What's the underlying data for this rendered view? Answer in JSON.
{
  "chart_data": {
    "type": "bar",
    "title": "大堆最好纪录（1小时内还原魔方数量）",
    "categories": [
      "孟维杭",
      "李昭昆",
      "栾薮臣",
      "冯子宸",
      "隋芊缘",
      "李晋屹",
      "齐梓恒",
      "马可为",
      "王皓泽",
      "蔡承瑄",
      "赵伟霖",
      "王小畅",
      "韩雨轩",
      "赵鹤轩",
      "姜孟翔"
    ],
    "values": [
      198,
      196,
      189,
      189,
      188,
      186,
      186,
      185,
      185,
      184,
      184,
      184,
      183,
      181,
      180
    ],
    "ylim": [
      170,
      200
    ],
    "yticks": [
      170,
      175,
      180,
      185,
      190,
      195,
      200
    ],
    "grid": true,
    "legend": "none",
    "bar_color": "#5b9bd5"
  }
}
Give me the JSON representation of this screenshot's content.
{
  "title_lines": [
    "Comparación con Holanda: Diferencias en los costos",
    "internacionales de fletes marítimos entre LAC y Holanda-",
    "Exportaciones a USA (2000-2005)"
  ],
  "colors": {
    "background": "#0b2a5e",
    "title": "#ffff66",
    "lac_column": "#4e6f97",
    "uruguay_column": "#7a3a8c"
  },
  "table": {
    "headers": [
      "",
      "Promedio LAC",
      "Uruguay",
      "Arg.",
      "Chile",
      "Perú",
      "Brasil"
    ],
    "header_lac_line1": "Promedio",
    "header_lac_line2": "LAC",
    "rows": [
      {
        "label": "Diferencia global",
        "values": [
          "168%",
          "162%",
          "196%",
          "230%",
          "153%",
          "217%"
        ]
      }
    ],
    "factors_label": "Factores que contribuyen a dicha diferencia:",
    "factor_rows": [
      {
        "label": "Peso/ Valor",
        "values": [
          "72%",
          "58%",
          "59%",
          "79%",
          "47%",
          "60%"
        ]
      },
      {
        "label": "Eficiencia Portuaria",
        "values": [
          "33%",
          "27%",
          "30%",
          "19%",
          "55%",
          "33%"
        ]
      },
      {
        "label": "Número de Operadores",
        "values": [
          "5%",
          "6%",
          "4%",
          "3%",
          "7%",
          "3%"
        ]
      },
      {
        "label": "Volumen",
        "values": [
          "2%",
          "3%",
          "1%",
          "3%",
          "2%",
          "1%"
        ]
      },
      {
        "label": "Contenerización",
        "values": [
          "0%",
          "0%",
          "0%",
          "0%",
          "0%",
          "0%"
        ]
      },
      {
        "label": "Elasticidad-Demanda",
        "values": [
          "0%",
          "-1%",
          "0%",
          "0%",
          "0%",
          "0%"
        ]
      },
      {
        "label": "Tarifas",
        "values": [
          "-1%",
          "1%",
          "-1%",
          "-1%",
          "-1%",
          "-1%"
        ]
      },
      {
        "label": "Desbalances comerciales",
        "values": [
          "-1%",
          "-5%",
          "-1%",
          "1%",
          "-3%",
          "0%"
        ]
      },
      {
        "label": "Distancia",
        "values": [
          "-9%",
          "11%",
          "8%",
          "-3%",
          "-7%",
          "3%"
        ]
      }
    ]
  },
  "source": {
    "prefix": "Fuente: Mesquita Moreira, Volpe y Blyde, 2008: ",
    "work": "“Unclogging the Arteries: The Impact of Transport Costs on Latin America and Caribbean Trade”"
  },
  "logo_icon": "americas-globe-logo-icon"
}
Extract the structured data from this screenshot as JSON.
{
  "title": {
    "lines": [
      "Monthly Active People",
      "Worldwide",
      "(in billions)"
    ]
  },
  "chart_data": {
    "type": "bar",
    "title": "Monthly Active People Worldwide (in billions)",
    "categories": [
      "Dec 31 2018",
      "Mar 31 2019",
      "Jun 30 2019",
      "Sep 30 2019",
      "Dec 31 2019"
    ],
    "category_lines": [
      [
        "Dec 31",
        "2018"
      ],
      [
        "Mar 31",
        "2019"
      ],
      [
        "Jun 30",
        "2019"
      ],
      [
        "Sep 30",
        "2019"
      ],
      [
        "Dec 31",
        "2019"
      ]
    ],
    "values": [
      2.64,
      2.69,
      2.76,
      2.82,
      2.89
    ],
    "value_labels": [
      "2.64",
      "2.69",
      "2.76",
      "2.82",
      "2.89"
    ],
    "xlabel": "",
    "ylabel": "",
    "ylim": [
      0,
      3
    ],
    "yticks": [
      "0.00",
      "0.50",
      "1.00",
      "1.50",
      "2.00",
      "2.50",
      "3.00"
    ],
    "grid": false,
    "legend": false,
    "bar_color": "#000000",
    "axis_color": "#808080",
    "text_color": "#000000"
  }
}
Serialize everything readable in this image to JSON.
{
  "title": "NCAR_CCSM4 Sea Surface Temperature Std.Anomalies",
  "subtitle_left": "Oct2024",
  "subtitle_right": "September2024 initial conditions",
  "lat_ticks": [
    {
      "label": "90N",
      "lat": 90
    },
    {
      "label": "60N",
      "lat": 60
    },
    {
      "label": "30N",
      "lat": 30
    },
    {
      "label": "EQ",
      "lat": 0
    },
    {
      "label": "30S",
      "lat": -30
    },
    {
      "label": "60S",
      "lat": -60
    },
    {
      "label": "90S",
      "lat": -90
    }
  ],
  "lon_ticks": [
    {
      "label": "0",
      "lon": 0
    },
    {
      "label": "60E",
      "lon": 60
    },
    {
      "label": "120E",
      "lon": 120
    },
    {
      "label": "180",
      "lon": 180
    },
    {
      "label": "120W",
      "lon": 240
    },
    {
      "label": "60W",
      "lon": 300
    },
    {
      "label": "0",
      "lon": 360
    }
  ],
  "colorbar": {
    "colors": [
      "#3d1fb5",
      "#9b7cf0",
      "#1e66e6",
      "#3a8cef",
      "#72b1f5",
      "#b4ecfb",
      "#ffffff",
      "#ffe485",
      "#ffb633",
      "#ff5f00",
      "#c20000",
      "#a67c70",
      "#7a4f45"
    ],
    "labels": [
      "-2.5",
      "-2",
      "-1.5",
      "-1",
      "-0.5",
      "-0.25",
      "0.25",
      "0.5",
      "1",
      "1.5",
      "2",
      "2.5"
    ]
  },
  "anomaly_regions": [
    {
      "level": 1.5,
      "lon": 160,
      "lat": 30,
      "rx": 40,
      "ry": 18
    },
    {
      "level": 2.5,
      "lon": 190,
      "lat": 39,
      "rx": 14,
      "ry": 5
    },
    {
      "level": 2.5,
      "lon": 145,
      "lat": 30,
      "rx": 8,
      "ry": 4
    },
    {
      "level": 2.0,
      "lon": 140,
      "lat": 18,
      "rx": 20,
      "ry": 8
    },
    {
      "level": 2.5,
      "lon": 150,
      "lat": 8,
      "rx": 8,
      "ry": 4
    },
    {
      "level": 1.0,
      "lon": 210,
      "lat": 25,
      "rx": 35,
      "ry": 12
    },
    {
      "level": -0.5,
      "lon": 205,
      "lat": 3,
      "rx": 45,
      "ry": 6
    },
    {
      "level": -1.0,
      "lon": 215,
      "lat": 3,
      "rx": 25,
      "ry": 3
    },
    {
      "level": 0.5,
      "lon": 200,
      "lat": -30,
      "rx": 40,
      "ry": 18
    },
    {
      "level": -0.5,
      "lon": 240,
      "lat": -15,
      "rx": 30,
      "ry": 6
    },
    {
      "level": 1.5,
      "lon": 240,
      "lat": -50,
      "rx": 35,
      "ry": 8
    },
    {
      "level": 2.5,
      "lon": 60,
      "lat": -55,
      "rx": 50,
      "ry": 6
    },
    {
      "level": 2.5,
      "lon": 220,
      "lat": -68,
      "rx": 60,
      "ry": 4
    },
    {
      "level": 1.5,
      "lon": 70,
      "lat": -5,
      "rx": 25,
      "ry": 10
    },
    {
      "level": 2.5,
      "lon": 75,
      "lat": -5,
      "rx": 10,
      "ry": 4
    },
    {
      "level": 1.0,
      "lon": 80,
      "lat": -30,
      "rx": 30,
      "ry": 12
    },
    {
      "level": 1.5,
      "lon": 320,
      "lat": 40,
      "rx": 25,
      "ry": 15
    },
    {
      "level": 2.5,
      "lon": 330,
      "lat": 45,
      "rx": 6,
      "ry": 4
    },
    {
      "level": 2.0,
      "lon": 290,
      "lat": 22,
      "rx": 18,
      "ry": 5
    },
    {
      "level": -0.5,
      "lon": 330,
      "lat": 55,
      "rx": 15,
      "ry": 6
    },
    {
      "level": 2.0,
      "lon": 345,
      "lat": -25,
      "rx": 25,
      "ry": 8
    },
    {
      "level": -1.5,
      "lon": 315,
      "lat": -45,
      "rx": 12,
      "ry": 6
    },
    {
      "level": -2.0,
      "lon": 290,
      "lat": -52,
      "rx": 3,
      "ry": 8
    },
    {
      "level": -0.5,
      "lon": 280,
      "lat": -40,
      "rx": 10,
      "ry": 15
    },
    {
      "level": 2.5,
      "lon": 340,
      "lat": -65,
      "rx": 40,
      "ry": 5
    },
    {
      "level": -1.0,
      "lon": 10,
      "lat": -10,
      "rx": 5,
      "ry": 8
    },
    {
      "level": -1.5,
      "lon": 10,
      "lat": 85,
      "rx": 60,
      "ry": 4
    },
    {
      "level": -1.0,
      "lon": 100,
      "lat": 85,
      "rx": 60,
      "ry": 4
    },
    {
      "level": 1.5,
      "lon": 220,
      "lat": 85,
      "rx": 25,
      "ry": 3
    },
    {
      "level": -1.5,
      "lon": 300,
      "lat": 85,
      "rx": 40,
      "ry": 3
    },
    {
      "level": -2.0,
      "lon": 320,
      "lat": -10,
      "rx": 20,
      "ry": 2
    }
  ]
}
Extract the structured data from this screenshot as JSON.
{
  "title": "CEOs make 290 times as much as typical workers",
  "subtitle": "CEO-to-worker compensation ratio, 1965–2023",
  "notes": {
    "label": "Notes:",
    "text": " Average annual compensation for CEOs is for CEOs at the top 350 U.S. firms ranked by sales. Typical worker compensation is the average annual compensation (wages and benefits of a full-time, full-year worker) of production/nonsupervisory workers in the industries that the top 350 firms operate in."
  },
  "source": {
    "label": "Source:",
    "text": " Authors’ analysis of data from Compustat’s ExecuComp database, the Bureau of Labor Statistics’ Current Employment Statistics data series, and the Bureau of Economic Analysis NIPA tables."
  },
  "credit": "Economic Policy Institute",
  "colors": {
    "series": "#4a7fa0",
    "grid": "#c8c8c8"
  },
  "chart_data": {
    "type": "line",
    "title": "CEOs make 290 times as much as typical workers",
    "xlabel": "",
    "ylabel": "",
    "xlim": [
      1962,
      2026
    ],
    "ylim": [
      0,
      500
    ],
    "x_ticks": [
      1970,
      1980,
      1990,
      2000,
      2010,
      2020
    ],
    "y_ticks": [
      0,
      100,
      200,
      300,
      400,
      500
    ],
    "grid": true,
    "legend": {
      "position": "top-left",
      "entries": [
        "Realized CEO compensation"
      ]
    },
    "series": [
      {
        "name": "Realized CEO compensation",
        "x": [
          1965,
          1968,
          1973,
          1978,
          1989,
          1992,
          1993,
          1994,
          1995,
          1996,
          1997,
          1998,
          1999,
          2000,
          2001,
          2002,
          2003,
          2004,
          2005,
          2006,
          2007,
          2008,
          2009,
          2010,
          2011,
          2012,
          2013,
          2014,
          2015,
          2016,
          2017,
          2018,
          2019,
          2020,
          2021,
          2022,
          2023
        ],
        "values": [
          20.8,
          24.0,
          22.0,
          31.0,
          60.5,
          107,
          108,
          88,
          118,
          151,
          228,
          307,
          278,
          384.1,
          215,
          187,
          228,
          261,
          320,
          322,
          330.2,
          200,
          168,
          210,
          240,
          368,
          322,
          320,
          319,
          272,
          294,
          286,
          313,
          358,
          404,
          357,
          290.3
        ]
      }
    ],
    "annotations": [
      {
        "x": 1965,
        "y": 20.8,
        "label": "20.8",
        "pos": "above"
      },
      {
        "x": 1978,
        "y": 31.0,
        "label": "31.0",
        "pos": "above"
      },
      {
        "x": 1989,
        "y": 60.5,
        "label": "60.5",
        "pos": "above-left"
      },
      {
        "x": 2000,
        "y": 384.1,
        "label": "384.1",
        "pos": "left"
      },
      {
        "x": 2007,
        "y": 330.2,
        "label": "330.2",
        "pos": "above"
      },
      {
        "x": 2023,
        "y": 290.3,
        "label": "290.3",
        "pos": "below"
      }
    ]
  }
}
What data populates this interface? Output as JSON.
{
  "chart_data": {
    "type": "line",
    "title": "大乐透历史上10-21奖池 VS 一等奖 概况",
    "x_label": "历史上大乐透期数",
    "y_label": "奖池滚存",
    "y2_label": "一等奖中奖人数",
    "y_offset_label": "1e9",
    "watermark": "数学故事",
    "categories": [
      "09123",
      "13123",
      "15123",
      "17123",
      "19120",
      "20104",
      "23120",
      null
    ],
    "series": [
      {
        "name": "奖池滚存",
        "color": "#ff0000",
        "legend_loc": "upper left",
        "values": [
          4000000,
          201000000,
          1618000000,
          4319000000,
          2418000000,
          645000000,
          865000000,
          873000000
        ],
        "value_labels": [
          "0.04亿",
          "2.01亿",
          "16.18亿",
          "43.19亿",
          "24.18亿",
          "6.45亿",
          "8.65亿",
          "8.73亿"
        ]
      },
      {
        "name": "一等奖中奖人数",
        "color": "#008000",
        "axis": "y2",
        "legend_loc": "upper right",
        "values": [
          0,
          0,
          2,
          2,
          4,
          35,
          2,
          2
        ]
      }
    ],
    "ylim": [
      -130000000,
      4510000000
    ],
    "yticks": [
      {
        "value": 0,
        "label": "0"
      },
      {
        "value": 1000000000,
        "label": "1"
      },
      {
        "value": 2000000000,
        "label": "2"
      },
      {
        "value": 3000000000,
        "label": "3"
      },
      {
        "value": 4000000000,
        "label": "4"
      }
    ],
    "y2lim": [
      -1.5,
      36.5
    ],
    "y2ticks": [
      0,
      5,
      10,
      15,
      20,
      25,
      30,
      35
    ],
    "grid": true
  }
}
= = =
> [Written task]: Only the number is wanted: how many lines above include the word "Promedio"?

> [Answer below]: 2